- [Your objective]: Quote the listing below in its entirety, omitting every image.
-------
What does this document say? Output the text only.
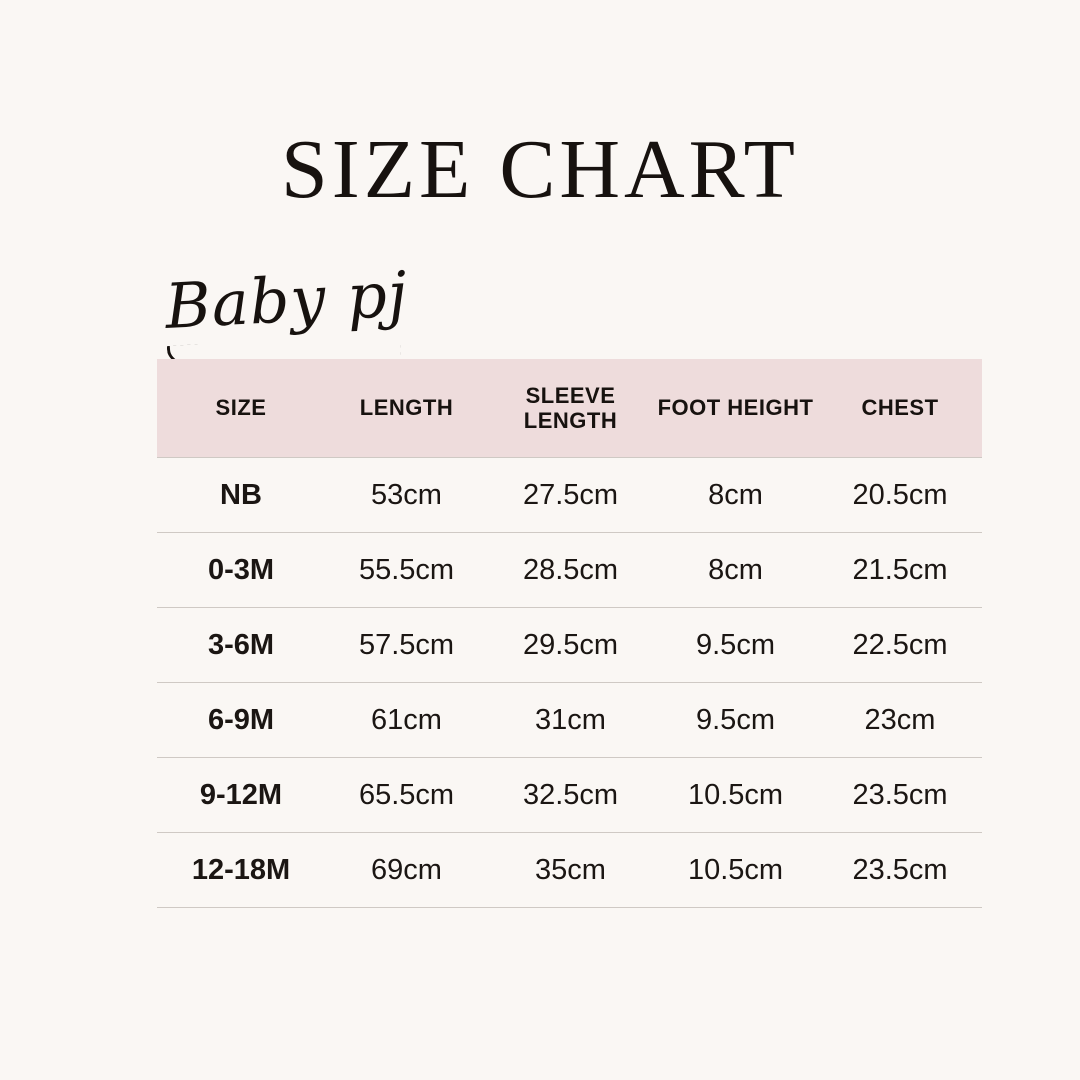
SIZE CHART
Baby pj
SIZE	LENGTH	SLEEVE LENGTH	FOOT HEIGHT	CHEST
NB	53cm	27.5cm	8cm	20.5cm
0-3M	55.5cm	28.5cm	8cm	21.5cm
3-6M	57.5cm	29.5cm	9.5cm	22.5cm
6-9M	61cm	31cm	9.5cm	23cm
9-12M	65.5cm	32.5cm	10.5cm	23.5cm
12-18M	69cm	35cm	10.5cm	23.5cm
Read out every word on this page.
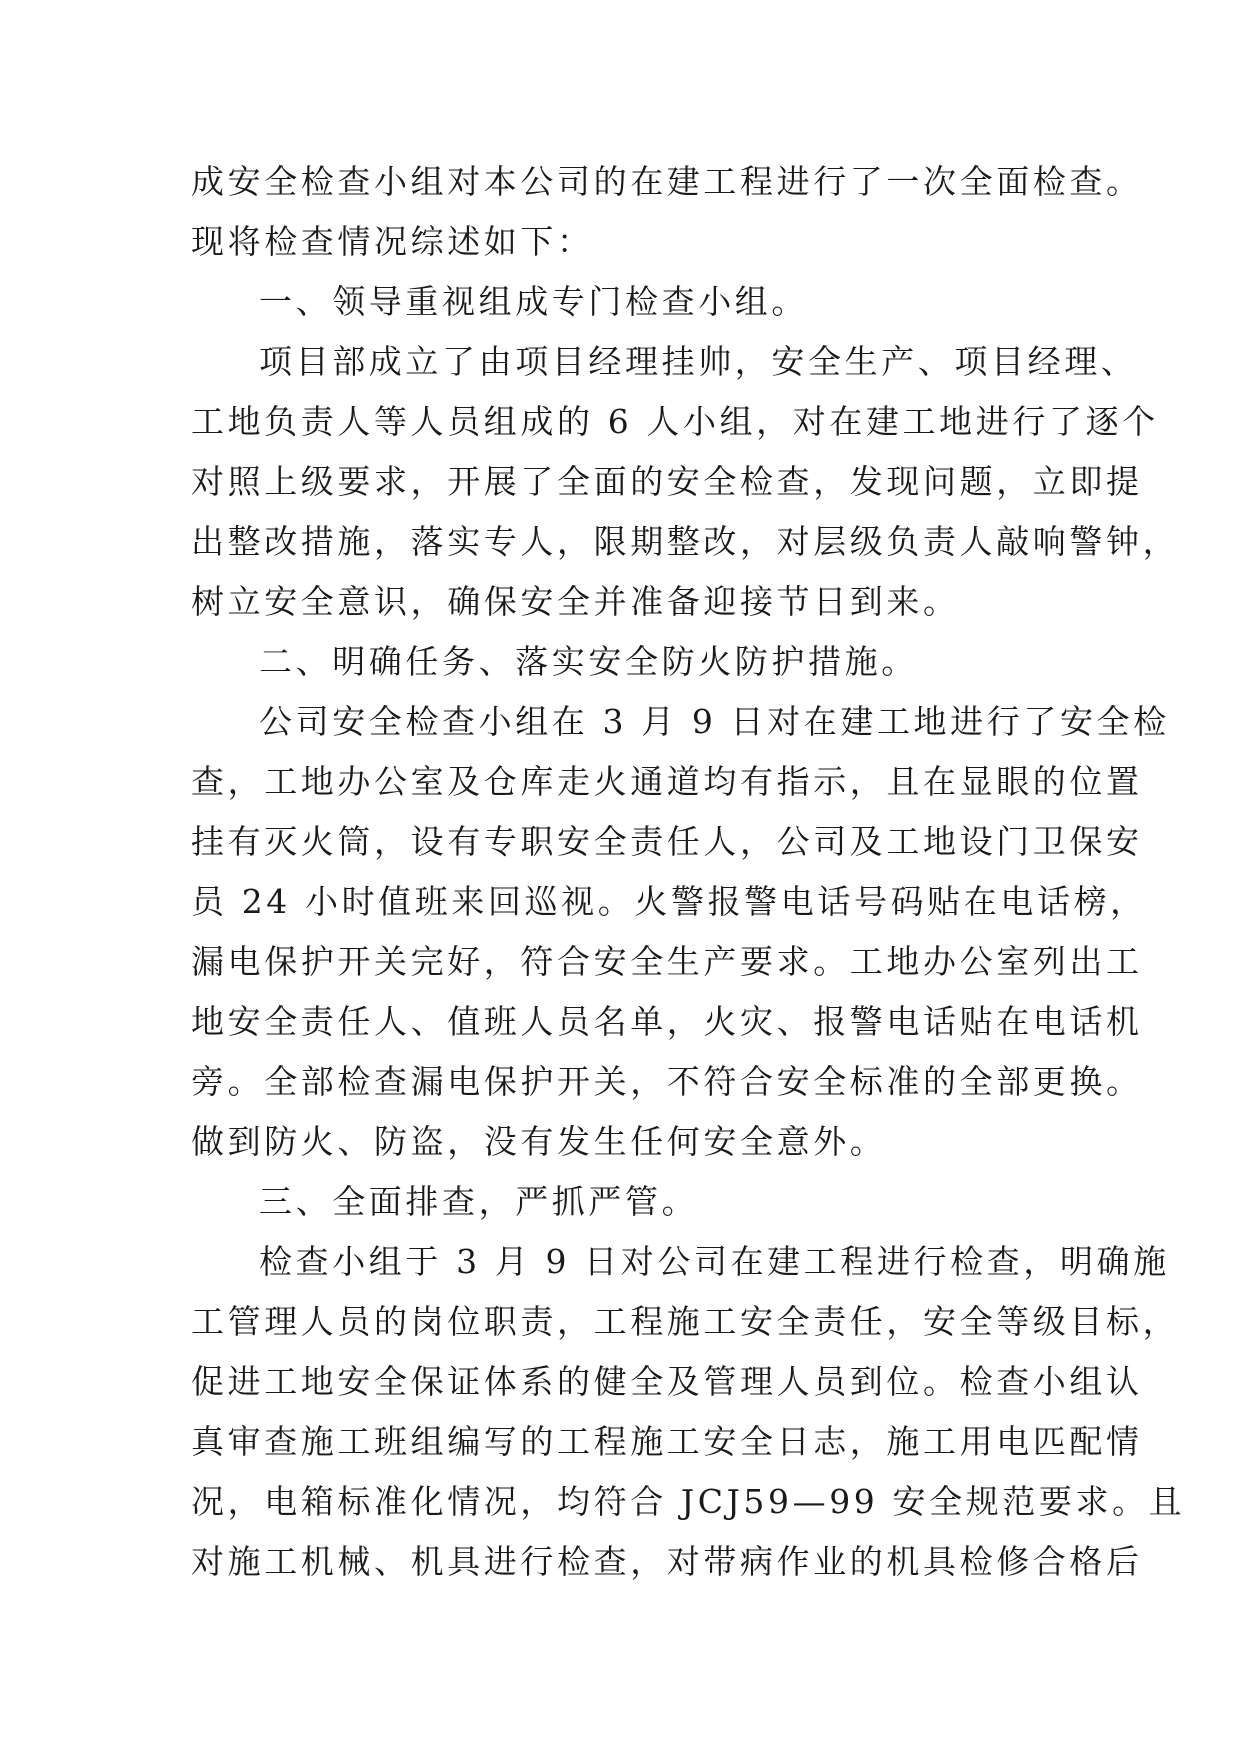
成安全检查小组对本公司的在建工程进行了一次全面检查。
现将检查情况综述如下：
一、领导重视组成专门检查小组。
项目部成立了由项目经理挂帅，安全生产、项目经理、
工地负责人等人员组成的 6 人小组，对在建工地进行了逐个
对照上级要求，开展了全面的安全检查，发现问题，立即提
出整改措施，落实专人，限期整改，对层级负责人敲响警钟，
树立安全意识，确保安全并准备迎接节日到来。
二、明确任务、落实安全防火防护措施。
公司安全检查小组在 3 月 9 日对在建工地进行了安全检
查，工地办公室及仓库走火通道均有指示，且在显眼的位置
挂有灭火筒，设有专职安全责任人，公司及工地设门卫保安
员 24 小时值班来回巡视。火警报警电话号码贴在电话榜，
漏电保护开关完好，符合安全生产要求。工地办公室列出工
地安全责任人、值班人员名单，火灾、报警电话贴在电话机
旁。全部检查漏电保护开关，不符合安全标准的全部更换。
做到防火、防盗，没有发生任何安全意外。
三、全面排查，严抓严管。
检查小组于 3 月 9 日对公司在建工程进行检查，明确施
工管理人员的岗位职责，工程施工安全责任，安全等级目标，
促进工地安全保证体系的健全及管理人员到位。检查小组认
真审查施工班组编写的工程施工安全日志，施工用电匹配情
况，电箱标准化情况，均符合 JCJ59—99 安全规范要求。且
对施工机械、机具进行检查，对带病作业的机具检修合格后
-------
- [Result below]:
What does this document say? Output the text only.
SIZE CHART
Baby pj
SIZE	LENGTH	SLEEVE LENGTH	FOOT HEIGHT	CHEST
NB	53cm	27.5cm	8cm	20.5cm
0-3M	55.5cm	28.5cm	8cm	21.5cm
3-6M	57.5cm	29.5cm	9.5cm	22.5cm
6-9M	61cm	31cm	9.5cm	23cm
9-12M	65.5cm	32.5cm	10.5cm	23.5cm
12-18M	69cm	35cm	10.5cm	23.5cm
Read out every word on this page.
成安全检查小组对本公司的在建工程进行了一次全面检查。
现将检查情况综述如下：
一、领导重视组成专门检查小组。
项目部成立了由项目经理挂帅，安全生产、项目经理、
工地负责人等人员组成的 6 人小组，对在建工地进行了逐个
对照上级要求，开展了全面的安全检查，发现问题，立即提
出整改措施，落实专人，限期整改，对层级负责人敲响警钟，
树立安全意识，确保安全并准备迎接节日到来。
二、明确任务、落实安全防火防护措施。
公司安全检查小组在 3 月 9 日对在建工地进行了安全检
查，工地办公室及仓库走火通道均有指示，且在显眼的位置
挂有灭火筒，设有专职安全责任人，公司及工地设门卫保安
员 24 小时值班来回巡视。火警报警电话号码贴在电话榜，
漏电保护开关完好，符合安全生产要求。工地办公室列出工
地安全责任人、值班人员名单，火灾、报警电话贴在电话机
旁。全部检查漏电保护开关，不符合安全标准的全部更换。
做到防火、防盗，没有发生任何安全意外。
三、全面排查，严抓严管。
检查小组于 3 月 9 日对公司在建工程进行检查，明确施
工管理人员的岗位职责，工程施工安全责任，安全等级目标，
促进工地安全保证体系的健全及管理人员到位。检查小组认
真审查施工班组编写的工程施工安全日志，施工用电匹配情
况，电箱标准化情况，均符合 JCJ59—99 安全规范要求。且
对施工机械、机具进行检查，对带病作业的机具检修合格后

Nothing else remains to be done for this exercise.